SHORT PROBLEM:
Copy all of the following data verbatim, line by line, with no changes.

MATERIAL FOR THIS EXERCISE:
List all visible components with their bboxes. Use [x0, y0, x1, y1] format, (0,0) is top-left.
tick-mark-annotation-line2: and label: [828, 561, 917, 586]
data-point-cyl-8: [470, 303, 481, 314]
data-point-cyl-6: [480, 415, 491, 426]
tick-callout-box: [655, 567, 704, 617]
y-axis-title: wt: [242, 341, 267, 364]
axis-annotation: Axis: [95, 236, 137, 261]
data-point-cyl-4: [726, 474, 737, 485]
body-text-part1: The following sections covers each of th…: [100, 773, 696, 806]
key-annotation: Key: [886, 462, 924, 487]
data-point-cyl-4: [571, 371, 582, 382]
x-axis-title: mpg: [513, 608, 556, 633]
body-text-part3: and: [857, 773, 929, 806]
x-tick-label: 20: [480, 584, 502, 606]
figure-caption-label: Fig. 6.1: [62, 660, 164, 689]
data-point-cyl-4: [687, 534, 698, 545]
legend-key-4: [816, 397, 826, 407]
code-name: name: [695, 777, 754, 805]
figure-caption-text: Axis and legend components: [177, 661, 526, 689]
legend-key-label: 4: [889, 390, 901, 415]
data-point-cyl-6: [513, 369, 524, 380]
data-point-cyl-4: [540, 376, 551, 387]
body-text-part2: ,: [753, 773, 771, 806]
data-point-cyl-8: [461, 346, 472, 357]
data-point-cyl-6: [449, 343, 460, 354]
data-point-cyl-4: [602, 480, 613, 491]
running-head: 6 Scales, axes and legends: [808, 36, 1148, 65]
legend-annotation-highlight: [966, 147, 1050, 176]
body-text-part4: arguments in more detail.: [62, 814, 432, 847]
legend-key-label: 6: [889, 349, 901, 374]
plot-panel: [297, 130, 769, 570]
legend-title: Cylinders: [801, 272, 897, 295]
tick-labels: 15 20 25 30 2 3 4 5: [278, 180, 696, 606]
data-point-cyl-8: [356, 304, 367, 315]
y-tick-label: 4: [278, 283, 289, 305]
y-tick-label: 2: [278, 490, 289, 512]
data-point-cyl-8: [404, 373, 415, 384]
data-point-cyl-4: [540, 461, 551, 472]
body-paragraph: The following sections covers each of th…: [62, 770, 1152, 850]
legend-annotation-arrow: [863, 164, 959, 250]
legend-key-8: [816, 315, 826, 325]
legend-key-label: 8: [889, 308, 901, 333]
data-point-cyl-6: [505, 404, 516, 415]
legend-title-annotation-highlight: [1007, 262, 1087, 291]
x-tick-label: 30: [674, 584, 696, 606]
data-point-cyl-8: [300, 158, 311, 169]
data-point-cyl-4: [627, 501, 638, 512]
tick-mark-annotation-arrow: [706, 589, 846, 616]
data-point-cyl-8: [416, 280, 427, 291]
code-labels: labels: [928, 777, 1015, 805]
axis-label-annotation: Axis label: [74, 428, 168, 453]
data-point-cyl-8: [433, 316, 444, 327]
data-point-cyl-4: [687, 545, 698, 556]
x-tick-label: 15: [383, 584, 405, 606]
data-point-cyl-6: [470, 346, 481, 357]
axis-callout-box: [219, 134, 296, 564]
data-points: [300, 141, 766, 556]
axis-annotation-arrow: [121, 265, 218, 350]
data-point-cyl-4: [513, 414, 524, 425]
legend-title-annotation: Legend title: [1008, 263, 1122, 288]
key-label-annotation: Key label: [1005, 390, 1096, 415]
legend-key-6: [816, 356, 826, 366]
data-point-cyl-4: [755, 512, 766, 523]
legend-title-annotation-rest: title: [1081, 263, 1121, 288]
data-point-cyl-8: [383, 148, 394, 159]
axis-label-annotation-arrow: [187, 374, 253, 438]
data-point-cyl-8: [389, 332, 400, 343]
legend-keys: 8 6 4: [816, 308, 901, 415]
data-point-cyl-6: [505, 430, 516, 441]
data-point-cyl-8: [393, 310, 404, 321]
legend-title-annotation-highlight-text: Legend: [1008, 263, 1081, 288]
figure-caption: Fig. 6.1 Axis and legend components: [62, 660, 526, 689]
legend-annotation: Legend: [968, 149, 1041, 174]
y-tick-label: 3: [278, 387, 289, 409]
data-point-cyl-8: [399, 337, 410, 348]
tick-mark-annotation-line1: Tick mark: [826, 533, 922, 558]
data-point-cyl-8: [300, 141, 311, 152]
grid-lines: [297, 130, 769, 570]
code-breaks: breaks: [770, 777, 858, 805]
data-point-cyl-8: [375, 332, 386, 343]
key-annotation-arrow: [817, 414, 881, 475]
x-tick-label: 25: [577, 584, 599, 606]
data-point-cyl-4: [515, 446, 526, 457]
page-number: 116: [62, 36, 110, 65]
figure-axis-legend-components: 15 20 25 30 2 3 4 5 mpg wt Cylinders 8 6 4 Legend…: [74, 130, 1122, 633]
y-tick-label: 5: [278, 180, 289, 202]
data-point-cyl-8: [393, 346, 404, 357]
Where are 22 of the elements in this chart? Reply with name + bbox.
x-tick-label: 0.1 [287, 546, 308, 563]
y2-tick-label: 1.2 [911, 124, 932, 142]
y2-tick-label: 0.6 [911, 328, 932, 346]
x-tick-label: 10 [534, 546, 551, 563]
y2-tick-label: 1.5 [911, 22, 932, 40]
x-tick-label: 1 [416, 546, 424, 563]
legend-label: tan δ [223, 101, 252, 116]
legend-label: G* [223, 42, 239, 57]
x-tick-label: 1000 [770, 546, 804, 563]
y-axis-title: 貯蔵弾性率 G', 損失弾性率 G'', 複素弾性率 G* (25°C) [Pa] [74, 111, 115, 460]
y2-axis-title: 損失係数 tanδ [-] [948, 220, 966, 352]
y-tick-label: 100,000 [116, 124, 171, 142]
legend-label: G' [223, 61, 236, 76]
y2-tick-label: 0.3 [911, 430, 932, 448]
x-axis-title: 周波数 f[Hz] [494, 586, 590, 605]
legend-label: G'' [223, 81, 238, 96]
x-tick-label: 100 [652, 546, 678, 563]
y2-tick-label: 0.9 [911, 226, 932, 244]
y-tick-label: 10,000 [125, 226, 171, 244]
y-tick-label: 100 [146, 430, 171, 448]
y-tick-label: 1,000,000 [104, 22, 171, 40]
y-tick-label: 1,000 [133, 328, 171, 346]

WORKED ANSWER:
List all visible components with their bboxes. Use [x0, y0, x1, y1] format, (0,0) is top-left.
tick-mark-annotation-line2: and label: [828, 561, 917, 586]
data-point-cyl-8: [470, 303, 481, 314]
data-point-cyl-6: [480, 415, 491, 426]
tick-callout-box: [655, 567, 704, 617]
y-axis-title: wt: [242, 341, 267, 364]
axis-annotation: Axis: [95, 236, 137, 261]
data-point-cyl-4: [726, 474, 737, 485]
body-text-part1: The following sections covers each of th…: [100, 773, 696, 806]
key-annotation: Key: [886, 462, 924, 487]
data-point-cyl-4: [571, 371, 582, 382]
x-axis-title: mpg: [513, 608, 556, 633]
body-text-part3: and: [857, 773, 929, 806]
x-tick-label: 20: [480, 584, 502, 606]
figure-caption-label: Fig. 6.1: [62, 660, 164, 689]
data-point-cyl-4: [687, 534, 698, 545]
legend-key-4: [816, 397, 826, 407]
code-name: name: [695, 777, 754, 805]
figure-caption-text: Axis and legend components: [177, 661, 526, 689]
legend-key-label: 4: [889, 390, 901, 415]
data-point-cyl-6: [513, 369, 524, 380]
data-point-cyl-4: [540, 376, 551, 387]
body-text-part2: ,: [753, 773, 771, 806]
data-point-cyl-8: [461, 346, 472, 357]
data-point-cyl-6: [449, 343, 460, 354]
data-point-cyl-4: [602, 480, 613, 491]
running-head: 6 Scales, axes and legends: [808, 36, 1148, 65]
legend-annotation-highlight: [966, 147, 1050, 176]
body-text-part4: arguments in more detail.: [62, 814, 432, 847]
legend-key-label: 6: [889, 349, 901, 374]
plot-panel: [297, 130, 769, 570]
legend-title: Cylinders: [801, 272, 897, 295]
tick-labels: 15 20 25 30 2 3 4 5: [278, 180, 696, 606]
data-point-cyl-8: [356, 304, 367, 315]
y-tick-label: 4: [278, 283, 289, 305]
y-tick-label: 2: [278, 490, 289, 512]
data-point-cyl-8: [404, 373, 415, 384]
data-point-cyl-4: [540, 461, 551, 472]
body-paragraph: The following sections covers each of th…: [62, 770, 1152, 850]
legend-annotation-arrow: [863, 164, 959, 250]
legend-key-8: [816, 315, 826, 325]
legend-key-label: 8: [889, 308, 901, 333]
data-point-cyl-6: [505, 404, 516, 415]
legend-title-annotation-highlight: [1007, 262, 1087, 291]
x-tick-label: 30: [674, 584, 696, 606]
data-point-cyl-8: [300, 158, 311, 169]
data-point-cyl-4: [627, 501, 638, 512]
tick-mark-annotation-arrow: [706, 589, 846, 616]
data-point-cyl-8: [416, 280, 427, 291]
code-labels: labels: [928, 777, 1015, 805]
axis-label-annotation: Axis label: [74, 428, 168, 453]
data-point-cyl-8: [433, 316, 444, 327]
data-point-cyl-4: [687, 545, 698, 556]
x-tick-label: 15: [383, 584, 405, 606]
data-point-cyl-6: [470, 346, 481, 357]
axis-callout-box: [219, 134, 296, 564]
data-points: [300, 141, 766, 556]
axis-annotation-arrow: [121, 265, 218, 350]
data-point-cyl-4: [513, 414, 524, 425]
legend-title-annotation: Legend title: [1008, 263, 1122, 288]
key-label-annotation: Key label: [1005, 390, 1096, 415]
legend-key-6: [816, 356, 826, 366]
data-point-cyl-4: [755, 512, 766, 523]
legend-title-annotation-rest: title: [1081, 263, 1121, 288]
data-point-cyl-8: [383, 148, 394, 159]
axis-label-annotation-arrow: [187, 374, 253, 438]
data-point-cyl-8: [389, 332, 400, 343]
legend-keys: 8 6 4: [816, 308, 901, 415]
data-point-cyl-6: [505, 430, 516, 441]
data-point-cyl-8: [393, 310, 404, 321]
legend-title-annotation-highlight-text: Legend: [1008, 263, 1081, 288]
figure-caption: Fig. 6.1 Axis and legend components: [62, 660, 526, 689]
legend-annotation: Legend: [968, 149, 1041, 174]
y-tick-label: 3: [278, 387, 289, 409]
data-point-cyl-8: [399, 337, 410, 348]
tick-mark-annotation-line1: Tick mark: [826, 533, 922, 558]
data-point-cyl-8: [300, 141, 311, 152]
grid-lines: [297, 130, 769, 570]
code-breaks: breaks: [770, 777, 858, 805]
data-point-cyl-8: [375, 332, 386, 343]
key-annotation-arrow: [817, 414, 881, 475]
x-tick-label: 25: [577, 584, 599, 606]
data-point-cyl-4: [515, 446, 526, 457]
page-number: 116: [62, 36, 110, 65]
figure-axis-legend-components: 15 20 25 30 2 3 4 5 mpg wt Cylinders 8 6 4 Legend…: [74, 130, 1122, 633]
y-tick-label: 5: [278, 180, 289, 202]
data-point-cyl-8: [393, 346, 404, 357]
Where are 22 of the elements in this chart? Reply with name + bbox.
x-tick-label: 0.1 [287, 546, 308, 563]
y2-tick-label: 1.2 [911, 124, 932, 142]
y2-tick-label: 0.6 [911, 328, 932, 346]
x-tick-label: 10 [534, 546, 551, 563]
y2-tick-label: 1.5 [911, 22, 932, 40]
x-tick-label: 1 [416, 546, 424, 563]
legend-label: tan δ [223, 101, 252, 116]
legend-label: G* [223, 42, 239, 57]
x-tick-label: 1000 [770, 546, 804, 563]
y-axis-title: 貯蔵弾性率 G', 損失弾性率 G'', 複素弾性率 G* (25°C) [Pa] [74, 111, 115, 460]
y2-axis-title: 損失係数 tanδ [-] [948, 220, 966, 352]
y-tick-label: 100,000 [116, 124, 171, 142]
legend-label: G' [223, 61, 236, 76]
y2-tick-label: 0.3 [911, 430, 932, 448]
x-axis-title: 周波数 f[Hz] [494, 586, 590, 605]
legend-label: G'' [223, 81, 238, 96]
x-tick-label: 100 [652, 546, 678, 563]
y2-tick-label: 0.9 [911, 226, 932, 244]
y-tick-label: 10,000 [125, 226, 171, 244]
y-tick-label: 100 [146, 430, 171, 448]
y-tick-label: 1,000,000 [104, 22, 171, 40]
y-tick-label: 1,000 [133, 328, 171, 346]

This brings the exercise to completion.